- _Material supplied_
· · · · · · ·
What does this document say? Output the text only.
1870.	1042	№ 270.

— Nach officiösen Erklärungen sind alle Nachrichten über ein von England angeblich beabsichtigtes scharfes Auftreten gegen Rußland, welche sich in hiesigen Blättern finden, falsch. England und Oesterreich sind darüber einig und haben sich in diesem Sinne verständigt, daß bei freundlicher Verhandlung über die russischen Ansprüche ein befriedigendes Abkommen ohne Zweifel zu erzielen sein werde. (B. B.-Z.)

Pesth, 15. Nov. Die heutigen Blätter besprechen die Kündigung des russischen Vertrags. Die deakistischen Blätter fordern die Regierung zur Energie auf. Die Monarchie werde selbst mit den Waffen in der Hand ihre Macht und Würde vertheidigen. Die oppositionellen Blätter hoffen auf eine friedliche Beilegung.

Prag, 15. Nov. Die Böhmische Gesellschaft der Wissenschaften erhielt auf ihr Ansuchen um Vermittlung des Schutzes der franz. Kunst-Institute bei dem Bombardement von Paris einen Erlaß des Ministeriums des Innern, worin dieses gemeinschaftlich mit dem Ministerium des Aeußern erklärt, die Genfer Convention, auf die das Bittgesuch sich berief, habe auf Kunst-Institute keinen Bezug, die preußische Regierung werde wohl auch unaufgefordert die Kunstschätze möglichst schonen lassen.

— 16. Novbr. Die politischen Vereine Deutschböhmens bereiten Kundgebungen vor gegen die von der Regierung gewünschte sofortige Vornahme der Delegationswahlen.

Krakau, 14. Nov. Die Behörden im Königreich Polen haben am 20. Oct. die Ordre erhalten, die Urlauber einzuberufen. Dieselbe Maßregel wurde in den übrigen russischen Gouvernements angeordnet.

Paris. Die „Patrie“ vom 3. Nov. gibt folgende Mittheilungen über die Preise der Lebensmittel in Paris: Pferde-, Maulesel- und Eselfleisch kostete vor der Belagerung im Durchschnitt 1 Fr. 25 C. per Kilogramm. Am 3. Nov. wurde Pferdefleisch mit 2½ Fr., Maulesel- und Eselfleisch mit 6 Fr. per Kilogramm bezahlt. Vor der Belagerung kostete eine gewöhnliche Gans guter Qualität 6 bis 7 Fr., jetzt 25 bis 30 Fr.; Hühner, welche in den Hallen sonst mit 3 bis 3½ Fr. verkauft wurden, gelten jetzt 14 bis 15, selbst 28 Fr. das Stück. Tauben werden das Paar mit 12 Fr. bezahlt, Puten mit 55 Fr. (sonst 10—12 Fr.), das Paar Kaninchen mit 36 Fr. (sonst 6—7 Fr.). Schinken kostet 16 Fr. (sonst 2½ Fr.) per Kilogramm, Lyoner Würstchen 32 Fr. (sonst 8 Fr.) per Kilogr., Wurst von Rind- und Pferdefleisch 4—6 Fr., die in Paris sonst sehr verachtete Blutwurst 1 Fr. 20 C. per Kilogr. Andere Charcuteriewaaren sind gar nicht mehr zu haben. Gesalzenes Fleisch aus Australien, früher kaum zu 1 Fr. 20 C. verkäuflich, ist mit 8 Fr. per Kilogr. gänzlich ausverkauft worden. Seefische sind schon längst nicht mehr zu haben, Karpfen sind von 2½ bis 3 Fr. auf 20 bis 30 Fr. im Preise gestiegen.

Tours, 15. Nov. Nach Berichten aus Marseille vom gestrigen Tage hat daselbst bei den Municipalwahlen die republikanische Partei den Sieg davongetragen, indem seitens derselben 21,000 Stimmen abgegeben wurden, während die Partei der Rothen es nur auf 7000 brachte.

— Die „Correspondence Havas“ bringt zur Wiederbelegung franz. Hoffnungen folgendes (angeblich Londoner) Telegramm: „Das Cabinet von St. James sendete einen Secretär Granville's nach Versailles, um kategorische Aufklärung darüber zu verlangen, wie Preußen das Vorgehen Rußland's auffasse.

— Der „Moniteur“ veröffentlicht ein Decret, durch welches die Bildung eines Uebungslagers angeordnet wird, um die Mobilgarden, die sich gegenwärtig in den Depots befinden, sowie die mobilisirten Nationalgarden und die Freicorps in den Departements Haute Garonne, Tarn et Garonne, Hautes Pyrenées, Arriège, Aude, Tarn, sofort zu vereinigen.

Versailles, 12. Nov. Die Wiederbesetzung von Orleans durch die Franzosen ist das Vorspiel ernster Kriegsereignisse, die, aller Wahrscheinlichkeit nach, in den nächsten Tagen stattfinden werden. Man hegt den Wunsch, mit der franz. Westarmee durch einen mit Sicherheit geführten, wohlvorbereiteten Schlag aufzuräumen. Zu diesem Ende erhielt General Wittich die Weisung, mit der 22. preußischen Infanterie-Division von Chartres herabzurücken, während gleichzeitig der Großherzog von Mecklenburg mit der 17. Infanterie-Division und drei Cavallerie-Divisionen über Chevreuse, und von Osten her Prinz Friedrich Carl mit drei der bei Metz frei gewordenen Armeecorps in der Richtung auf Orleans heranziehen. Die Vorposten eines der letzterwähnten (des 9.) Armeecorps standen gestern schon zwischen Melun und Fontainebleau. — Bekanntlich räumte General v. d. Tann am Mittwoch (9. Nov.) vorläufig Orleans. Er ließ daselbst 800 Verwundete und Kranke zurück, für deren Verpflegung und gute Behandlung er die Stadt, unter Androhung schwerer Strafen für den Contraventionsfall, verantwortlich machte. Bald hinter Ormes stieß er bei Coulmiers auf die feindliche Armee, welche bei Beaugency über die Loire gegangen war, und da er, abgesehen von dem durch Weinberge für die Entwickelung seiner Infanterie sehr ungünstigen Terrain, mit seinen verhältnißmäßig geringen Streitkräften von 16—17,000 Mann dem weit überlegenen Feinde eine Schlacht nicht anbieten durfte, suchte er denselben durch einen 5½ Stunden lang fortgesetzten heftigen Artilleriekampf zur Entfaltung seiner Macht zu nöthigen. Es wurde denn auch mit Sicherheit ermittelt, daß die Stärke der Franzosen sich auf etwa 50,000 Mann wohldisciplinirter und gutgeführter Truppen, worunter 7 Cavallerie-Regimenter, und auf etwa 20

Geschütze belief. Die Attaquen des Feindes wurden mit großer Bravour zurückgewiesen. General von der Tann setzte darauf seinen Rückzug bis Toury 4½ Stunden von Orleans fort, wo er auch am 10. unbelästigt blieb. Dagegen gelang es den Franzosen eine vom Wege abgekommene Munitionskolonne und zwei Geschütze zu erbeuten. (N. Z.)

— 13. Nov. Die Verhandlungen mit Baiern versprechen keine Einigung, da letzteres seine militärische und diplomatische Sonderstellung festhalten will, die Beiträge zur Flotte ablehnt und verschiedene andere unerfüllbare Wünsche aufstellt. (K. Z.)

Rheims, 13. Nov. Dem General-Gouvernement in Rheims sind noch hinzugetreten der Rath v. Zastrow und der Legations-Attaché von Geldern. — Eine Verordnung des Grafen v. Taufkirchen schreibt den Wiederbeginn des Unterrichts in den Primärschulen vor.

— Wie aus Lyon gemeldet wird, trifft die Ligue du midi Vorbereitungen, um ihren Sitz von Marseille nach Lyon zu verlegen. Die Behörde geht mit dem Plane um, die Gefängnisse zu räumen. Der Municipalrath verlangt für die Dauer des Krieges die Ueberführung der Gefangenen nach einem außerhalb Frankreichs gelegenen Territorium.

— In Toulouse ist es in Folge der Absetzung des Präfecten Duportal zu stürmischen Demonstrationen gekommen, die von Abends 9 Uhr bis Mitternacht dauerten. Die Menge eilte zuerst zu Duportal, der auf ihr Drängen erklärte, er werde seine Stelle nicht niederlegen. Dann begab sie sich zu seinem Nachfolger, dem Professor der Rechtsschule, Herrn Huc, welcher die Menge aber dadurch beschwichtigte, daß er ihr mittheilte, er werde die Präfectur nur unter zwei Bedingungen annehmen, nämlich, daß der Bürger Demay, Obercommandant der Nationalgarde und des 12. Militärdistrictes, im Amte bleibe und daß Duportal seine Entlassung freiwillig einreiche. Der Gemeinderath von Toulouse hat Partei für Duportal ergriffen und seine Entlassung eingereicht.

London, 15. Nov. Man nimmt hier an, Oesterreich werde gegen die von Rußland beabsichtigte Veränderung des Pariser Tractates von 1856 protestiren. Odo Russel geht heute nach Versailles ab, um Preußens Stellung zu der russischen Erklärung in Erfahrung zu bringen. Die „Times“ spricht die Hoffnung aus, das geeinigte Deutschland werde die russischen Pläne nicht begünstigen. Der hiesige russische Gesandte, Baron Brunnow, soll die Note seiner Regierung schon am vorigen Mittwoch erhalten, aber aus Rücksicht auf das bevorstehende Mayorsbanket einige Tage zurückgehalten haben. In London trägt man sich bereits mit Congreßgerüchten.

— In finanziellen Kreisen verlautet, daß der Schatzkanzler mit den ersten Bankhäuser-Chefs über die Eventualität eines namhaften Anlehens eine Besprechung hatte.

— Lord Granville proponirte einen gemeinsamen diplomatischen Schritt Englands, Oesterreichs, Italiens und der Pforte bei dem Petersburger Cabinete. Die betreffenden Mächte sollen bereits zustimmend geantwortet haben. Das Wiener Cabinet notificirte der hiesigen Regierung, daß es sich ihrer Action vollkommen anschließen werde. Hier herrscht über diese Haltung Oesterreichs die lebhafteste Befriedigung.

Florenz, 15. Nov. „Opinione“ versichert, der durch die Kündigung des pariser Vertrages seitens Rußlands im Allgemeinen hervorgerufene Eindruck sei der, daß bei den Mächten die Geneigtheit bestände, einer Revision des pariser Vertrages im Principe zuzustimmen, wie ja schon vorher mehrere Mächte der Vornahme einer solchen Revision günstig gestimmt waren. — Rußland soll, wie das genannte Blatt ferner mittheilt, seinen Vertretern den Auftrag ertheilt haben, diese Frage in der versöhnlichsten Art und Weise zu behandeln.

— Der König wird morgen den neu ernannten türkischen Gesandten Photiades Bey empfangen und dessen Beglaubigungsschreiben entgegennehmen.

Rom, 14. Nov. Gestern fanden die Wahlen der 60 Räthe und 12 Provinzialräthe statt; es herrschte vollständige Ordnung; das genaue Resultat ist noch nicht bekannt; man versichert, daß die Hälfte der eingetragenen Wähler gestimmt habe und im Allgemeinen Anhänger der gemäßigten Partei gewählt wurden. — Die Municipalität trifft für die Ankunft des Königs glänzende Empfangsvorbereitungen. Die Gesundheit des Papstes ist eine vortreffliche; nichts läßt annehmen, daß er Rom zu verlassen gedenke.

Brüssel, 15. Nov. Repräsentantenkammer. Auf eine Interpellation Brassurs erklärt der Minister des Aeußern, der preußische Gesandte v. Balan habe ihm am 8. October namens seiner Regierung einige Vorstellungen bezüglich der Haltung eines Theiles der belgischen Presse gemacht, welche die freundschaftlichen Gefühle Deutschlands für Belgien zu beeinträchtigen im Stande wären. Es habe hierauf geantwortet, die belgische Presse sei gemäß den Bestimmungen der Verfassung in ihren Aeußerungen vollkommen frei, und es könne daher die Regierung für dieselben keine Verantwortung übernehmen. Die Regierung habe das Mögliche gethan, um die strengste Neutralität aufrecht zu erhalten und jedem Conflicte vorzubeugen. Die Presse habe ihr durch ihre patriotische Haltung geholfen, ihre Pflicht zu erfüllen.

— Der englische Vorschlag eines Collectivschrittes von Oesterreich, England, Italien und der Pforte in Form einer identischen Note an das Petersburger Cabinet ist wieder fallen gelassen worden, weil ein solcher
· · · · · · ·
Search the entries for the string "darüber" and collect each line that has it.

— Nach officiösen Erklärungen sind alle Nachrichten über ein von England angeblich beabsichtigtes scharfes Auftreten gegen Rußland, welche sich in hiesigen Blättern finden, falsch. England und Oesterreich sind darüber einig und haben sich in diesem Sinne verständigt, daß bei freundlicher Verhandlung über die russischen Ansprüche ein befriedigendes Abkommen ohne Zweifel zu erzielen sein werde. (B. B.-Z.)
— Die „Correspondence Havas“ bringt zur Wiederbelegung franz. Hoffnungen folgendes (angeblich Londoner) Telegramm: „Das Cabinet von St. James sendete einen Secretär Granville's nach Versailles, um kategorische Aufklärung darüber zu verlangen, wie Preußen das Vorgehen Rußland's auffasse.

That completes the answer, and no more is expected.